◆ Given exercise ◆
Reproduce only the lines that run from the line with "Type out the text in this image." to the last line of the material, both ends included, exactly as they appear.

◆ The input ◆
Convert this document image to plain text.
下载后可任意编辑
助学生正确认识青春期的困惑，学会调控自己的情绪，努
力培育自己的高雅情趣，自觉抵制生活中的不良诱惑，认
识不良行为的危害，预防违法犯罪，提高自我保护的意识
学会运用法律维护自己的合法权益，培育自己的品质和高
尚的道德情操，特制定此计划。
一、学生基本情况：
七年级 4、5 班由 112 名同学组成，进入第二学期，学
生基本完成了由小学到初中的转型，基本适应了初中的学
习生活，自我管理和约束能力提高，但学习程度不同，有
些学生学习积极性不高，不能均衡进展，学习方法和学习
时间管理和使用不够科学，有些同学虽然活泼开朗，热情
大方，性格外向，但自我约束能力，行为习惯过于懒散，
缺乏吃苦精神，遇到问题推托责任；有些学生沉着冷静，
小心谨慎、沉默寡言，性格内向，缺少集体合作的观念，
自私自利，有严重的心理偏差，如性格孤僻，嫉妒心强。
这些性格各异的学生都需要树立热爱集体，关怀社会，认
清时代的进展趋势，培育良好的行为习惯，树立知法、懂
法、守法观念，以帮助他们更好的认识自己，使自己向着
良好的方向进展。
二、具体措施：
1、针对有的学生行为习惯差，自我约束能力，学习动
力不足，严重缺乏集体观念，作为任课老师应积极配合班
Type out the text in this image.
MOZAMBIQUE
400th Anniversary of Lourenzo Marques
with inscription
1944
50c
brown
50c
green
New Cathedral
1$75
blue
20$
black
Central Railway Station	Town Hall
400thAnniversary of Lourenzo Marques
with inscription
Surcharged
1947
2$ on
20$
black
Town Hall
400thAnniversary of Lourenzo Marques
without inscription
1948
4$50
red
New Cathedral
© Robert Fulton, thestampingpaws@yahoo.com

◆ Response to this exercise ◆
Type out the text in this image.
MOZAMBIQUE
400th Anniversary of Lourenzo Marques
with inscription
1944
50c
brown
50c
green
New Cathedral
1$75
blue
20$
black
Central Railway Station	Town Hall
400thAnniversary of Lourenzo Marques
with inscription
Surcharged
1947
2$ on
20$
black
Town Hall
400thAnniversary of Lourenzo Marques
without inscription
1948
4$50
red
New Cathedral
© Robert Fulton, thestampingpaws@yahoo.com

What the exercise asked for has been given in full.